(Aim of the exercise)
Return all of the lines below exactly as they are.

(Raw records)
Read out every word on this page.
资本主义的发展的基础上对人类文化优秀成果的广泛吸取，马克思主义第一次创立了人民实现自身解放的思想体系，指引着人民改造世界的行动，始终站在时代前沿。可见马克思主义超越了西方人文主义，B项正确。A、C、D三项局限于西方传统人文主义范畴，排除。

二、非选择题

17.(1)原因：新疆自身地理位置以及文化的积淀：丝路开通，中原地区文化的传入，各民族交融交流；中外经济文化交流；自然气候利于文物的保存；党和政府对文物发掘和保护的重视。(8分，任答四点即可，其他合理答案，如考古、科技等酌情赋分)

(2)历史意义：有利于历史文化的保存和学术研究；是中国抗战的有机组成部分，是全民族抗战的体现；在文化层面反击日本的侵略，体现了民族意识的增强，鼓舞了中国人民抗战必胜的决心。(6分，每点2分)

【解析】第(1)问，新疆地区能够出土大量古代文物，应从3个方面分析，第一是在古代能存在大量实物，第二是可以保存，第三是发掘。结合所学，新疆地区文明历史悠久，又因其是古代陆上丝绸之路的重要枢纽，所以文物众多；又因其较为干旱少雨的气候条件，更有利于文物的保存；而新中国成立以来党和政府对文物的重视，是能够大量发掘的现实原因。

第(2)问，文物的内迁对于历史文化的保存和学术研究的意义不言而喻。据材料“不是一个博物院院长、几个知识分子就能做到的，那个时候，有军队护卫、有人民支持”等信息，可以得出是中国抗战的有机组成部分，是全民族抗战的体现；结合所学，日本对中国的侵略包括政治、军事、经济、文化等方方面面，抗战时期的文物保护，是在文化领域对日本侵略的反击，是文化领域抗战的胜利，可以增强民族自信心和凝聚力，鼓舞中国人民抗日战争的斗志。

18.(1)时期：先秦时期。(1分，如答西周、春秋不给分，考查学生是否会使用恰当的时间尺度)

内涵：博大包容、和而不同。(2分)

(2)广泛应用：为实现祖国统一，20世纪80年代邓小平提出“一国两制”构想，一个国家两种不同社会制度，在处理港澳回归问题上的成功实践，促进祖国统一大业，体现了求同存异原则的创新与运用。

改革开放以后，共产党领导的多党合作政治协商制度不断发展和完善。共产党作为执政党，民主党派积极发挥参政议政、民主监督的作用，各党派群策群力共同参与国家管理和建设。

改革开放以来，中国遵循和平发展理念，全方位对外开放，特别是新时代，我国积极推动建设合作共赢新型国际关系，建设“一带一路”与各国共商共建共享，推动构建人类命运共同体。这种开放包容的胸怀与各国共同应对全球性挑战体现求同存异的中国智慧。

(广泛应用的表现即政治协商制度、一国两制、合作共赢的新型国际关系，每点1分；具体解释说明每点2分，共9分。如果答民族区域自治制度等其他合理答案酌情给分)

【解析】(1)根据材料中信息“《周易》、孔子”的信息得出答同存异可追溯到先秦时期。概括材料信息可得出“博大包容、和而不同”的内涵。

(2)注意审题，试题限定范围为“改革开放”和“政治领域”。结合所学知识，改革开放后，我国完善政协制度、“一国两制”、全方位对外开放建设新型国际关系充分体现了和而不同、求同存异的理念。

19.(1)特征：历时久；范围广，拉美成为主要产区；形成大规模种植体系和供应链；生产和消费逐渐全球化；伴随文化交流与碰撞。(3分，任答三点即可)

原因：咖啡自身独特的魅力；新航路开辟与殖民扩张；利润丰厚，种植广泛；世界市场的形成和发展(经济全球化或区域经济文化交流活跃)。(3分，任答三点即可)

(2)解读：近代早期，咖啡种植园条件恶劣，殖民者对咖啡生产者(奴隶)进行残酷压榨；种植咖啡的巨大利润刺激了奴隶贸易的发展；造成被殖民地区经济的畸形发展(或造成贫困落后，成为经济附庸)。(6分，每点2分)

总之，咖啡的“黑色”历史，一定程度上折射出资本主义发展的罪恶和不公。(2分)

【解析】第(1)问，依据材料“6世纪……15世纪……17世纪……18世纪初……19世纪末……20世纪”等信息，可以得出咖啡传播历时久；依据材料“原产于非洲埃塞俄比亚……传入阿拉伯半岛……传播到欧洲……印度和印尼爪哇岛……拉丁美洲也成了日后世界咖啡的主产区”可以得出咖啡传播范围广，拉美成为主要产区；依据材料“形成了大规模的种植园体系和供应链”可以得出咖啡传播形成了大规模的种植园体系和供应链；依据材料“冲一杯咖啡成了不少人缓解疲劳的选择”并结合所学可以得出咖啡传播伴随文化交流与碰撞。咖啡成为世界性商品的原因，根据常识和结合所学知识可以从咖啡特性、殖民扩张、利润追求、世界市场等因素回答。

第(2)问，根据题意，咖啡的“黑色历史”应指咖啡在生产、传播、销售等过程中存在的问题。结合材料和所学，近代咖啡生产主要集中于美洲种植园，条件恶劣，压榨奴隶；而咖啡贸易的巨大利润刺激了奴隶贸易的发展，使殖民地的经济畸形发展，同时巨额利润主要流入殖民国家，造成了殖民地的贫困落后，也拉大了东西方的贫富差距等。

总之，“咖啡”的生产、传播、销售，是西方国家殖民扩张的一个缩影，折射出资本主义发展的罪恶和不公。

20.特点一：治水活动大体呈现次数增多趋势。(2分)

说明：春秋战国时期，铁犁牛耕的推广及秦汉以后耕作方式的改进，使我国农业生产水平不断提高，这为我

(Exercise answer)
Read out every word on this page.
资本主义的发展的基础上对人类文化优秀成果的广泛吸取，马克思主义第一次创立了人民实现自身解放的思想体系，指引着人民改造世界的行动，始终站在时代前沿。可见马克思主义超越了西方人文主义，B项正确。A、C、D三项局限于西方传统人文主义范畴，排除。

二、非选择题

17.(1)原因：新疆自身地理位置以及文化的积淀：丝路开通，中原地区文化的传入，各民族交融交流；中外经济文化交流；自然气候利于文物的保存；党和政府对文物发掘和保护的重视。(8分，任答四点即可，其他合理答案，如考古、科技等酌情赋分)

(2)历史意义：有利于历史文化的保存和学术研究；是中国抗战的有机组成部分，是全民族抗战的体现；在文化层面反击日本的侵略，体现了民族意识的增强，鼓舞了中国人民抗战必胜的决心。(6分，每点2分)

【解析】第(1)问，新疆地区能够出土大量古代文物，应从3个方面分析，第一是在古代能存在大量实物，第二是可以保存，第三是发掘。结合所学，新疆地区文明历史悠久，又因其是古代陆上丝绸之路的重要枢纽，所以文物众多；又因其较为干旱少雨的气候条件，更有利于文物的保存；而新中国成立以来党和政府对文物的重视，是能够大量发掘的现实原因。

第(2)问，文物的内迁对于历史文化的保存和学术研究的意义不言而喻。据材料“不是一个博物院院长、几个知识分子就能做到的，那个时候，有军队护卫、有人民支持”等信息，可以得出是中国抗战的有机组成部分，是全民族抗战的体现；结合所学，日本对中国的侵略包括政治、军事、经济、文化等方方面面，抗战时期的文物保护，是在文化领域对日本侵略的反击，是文化领域抗战的胜利，可以增强民族自信心和凝聚力，鼓舞中国人民抗日战争的斗志。

18.(1)时期：先秦时期。(1分，如答西周、春秋不给分，考查学生是否会使用恰当的时间尺度)

内涵：博大包容、和而不同。(2分)

(2)广泛应用：为实现祖国统一，20世纪80年代邓小平提出“一国两制”构想，一个国家两种不同社会制度，在处理港澳回归问题上的成功实践，促进祖国统一大业，体现了求同存异原则的创新与运用。

改革开放以后，共产党领导的多党合作政治协商制度不断发展和完善。共产党作为执政党，民主党派积极发挥参政议政、民主监督的作用，各党派群策群力共同参与国家管理和建设。

改革开放以来，中国遵循和平发展理念，全方位对外开放，特别是新时代，我国积极推动建设合作共赢新型国际关系，建设“一带一路”与各国共商共建共享，推动构建人类命运共同体。这种开放包容的胸怀与各国共同应对全球性挑战体现求同存异的中国智慧。

(广泛应用的表现即政治协商制度、一国两制、合作共赢的新型国际关系，每点1分；具体解释说明每点2分，共9分。如果答民族区域自治制度等其他合理答案酌情给分)

【解析】(1)根据材料中信息“《周易》、孔子”的信息得出答同存异可追溯到先秦时期。概括材料信息可得出“博大包容、和而不同”的内涵。

(2)注意审题，试题限定范围为“改革开放”和“政治领域”。结合所学知识，改革开放后，我国完善政协制度、“一国两制”、全方位对外开放建设新型国际关系充分体现了和而不同、求同存异的理念。

19.(1)特征：历时久；范围广，拉美成为主要产区；形成大规模种植体系和供应链；生产和消费逐渐全球化；伴随文化交流与碰撞。(3分，任答三点即可)

原因：咖啡自身独特的魅力；新航路开辟与殖民扩张；利润丰厚，种植广泛；世界市场的形成和发展(经济全球化或区域经济文化交流活跃)。(3分，任答三点即可)

(2)解读：近代早期，咖啡种植园条件恶劣，殖民者对咖啡生产者(奴隶)进行残酷压榨；种植咖啡的巨大利润刺激了奴隶贸易的发展；造成被殖民地区经济的畸形发展(或造成贫困落后，成为经济附庸)。(6分，每点2分)

总之，咖啡的“黑色”历史，一定程度上折射出资本主义发展的罪恶和不公。(2分)

【解析】第(1)问，依据材料“6世纪……15世纪……17世纪……18世纪初……19世纪末……20世纪”等信息，可以得出咖啡传播历时久；依据材料“原产于非洲埃塞俄比亚……传入阿拉伯半岛……传播到欧洲……印度和印尼爪哇岛……拉丁美洲也成了日后世界咖啡的主产区”可以得出咖啡传播范围广，拉美成为主要产区；依据材料“形成了大规模的种植园体系和供应链”可以得出咖啡传播形成了大规模的种植园体系和供应链；依据材料“冲一杯咖啡成了不少人缓解疲劳的选择”并结合所学可以得出咖啡传播伴随文化交流与碰撞。咖啡成为世界性商品的原因，根据常识和结合所学知识可以从咖啡特性、殖民扩张、利润追求、世界市场等因素回答。

第(2)问，根据题意，咖啡的“黑色历史”应指咖啡在生产、传播、销售等过程中存在的问题。结合材料和所学，近代咖啡生产主要集中于美洲种植园，条件恶劣，压榨奴隶；而咖啡贸易的巨大利润刺激了奴隶贸易的发展，使殖民地的经济畸形发展，同时巨额利润主要流入殖民国家，造成了殖民地的贫困落后，也拉大了东西方的贫富差距等。

总之，“咖啡”的生产、传播、销售，是西方国家殖民扩张的一个缩影，折射出资本主义发展的罪恶和不公。

20.特点一：治水活动大体呈现次数增多趋势。(2分)

说明：春秋战国时期，铁犁牛耕的推广及秦汉以后耕作方式的改进，使我国农业生产水平不断提高，这为我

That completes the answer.